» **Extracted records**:
----
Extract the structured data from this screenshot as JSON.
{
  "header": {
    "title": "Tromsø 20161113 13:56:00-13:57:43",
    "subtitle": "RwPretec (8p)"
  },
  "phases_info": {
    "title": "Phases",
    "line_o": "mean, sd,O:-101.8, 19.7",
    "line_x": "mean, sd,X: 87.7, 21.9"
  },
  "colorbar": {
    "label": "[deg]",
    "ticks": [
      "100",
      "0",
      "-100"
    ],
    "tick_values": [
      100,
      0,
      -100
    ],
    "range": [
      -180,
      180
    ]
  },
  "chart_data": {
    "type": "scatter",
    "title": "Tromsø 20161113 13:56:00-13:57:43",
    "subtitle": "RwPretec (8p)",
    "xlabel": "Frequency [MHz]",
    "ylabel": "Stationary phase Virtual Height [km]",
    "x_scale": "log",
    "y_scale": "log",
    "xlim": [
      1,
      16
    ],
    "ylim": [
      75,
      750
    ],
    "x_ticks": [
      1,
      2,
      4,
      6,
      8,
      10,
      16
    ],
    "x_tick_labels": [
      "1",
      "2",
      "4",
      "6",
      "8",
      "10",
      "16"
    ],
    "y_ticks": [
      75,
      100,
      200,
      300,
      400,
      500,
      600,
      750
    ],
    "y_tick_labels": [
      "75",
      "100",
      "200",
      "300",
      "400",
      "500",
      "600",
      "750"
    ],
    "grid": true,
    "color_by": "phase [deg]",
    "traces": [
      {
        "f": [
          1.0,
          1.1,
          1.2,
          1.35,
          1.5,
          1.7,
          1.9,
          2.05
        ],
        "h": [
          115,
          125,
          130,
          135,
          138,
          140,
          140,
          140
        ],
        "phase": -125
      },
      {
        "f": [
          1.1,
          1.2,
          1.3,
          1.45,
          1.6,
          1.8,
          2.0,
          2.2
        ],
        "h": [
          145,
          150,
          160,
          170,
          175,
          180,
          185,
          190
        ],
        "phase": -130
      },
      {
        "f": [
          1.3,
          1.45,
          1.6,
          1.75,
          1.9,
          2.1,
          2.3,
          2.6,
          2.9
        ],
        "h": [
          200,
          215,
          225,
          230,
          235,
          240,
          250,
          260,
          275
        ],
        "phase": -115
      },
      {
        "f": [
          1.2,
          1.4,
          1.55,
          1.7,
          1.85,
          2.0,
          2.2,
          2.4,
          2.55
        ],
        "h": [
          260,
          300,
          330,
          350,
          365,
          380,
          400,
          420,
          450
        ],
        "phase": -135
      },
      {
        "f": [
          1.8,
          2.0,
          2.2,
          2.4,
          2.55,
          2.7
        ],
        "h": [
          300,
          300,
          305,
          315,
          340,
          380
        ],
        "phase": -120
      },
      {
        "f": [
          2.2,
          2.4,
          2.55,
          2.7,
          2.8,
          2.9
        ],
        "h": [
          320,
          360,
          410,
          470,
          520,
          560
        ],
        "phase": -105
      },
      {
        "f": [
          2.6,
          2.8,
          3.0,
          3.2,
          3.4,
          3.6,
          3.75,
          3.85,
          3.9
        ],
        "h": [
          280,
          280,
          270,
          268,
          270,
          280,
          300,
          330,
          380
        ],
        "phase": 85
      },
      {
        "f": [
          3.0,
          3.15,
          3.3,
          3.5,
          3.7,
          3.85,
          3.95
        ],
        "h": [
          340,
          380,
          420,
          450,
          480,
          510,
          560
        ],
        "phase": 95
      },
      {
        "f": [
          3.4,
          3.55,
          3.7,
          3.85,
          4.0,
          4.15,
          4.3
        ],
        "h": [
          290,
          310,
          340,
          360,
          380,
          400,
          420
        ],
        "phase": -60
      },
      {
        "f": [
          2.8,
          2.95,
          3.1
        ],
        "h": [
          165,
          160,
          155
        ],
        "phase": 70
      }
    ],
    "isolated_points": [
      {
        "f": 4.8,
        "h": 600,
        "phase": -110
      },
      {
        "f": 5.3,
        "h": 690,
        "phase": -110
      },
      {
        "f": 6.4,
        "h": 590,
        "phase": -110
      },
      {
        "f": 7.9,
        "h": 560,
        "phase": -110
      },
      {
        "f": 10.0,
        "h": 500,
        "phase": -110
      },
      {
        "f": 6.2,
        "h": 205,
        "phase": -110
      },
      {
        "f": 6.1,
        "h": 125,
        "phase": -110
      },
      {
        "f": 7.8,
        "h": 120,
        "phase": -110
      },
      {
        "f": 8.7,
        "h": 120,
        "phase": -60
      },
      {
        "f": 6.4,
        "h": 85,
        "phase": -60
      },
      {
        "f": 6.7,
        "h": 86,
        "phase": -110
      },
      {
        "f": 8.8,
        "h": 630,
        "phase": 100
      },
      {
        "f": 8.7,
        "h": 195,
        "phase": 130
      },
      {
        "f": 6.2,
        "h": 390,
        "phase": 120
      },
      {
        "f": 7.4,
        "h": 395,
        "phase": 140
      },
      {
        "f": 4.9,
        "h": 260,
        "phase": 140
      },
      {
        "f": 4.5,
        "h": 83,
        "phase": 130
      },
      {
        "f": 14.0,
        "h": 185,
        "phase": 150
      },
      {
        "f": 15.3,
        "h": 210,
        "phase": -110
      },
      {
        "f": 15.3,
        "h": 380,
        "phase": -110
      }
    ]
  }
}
----
» **YOUR INSTRUCTIONS**:
Extract, from the material above, each line holding the word "mean".

» **WRITTEN ANSWER**:
    "line_o": "mean, sd,O:-101.8, 19.7",
    "line_x": "mean, sd,X: 87.7, 21.9"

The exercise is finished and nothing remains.